→ Task objective
Look for the string "citoyennes" and copy every line that has it.

----------------

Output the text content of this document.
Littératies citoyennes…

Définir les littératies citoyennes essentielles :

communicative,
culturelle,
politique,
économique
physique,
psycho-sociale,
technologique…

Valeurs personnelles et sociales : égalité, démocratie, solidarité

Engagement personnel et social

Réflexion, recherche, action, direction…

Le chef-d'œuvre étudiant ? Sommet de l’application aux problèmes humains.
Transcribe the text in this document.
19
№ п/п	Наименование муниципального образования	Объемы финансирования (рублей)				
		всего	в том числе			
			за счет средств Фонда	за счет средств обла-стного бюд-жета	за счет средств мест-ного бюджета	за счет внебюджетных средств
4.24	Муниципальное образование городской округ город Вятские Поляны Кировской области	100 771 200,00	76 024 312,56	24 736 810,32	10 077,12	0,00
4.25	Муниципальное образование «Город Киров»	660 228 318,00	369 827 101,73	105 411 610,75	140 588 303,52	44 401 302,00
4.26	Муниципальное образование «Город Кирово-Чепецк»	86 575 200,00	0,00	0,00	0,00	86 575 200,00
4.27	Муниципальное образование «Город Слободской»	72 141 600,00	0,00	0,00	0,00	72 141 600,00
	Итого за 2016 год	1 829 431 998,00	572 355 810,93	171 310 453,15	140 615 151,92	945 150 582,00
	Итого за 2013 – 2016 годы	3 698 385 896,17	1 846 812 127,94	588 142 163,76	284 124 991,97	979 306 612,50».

----------------

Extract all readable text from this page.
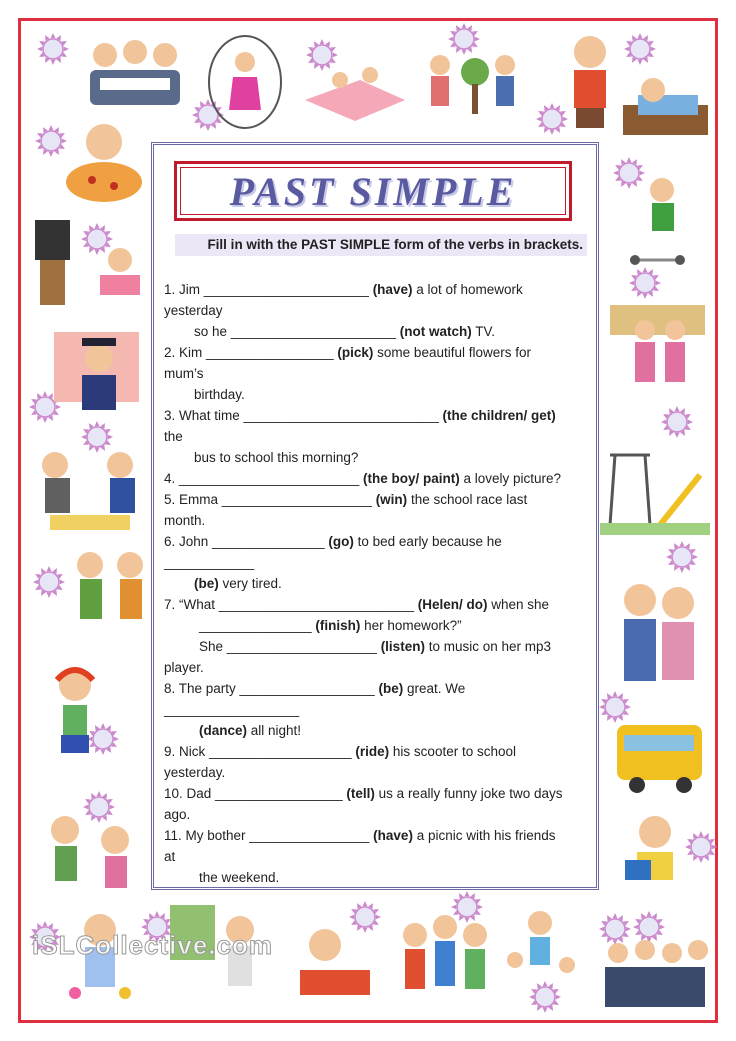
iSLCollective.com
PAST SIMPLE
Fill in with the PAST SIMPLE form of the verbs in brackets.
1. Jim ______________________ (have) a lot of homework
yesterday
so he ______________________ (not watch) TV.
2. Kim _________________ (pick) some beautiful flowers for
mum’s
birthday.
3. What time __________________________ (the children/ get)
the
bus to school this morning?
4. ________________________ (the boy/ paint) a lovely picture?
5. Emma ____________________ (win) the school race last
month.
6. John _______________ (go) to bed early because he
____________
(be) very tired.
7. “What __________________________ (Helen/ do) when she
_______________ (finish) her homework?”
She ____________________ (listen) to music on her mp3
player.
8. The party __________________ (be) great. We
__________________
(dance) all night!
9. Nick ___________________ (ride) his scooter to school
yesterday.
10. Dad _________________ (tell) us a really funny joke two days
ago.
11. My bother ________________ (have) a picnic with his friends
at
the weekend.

----------------

→ Reply to the task
Littératies citoyennes…
Définir les littératies citoyennes essentielles :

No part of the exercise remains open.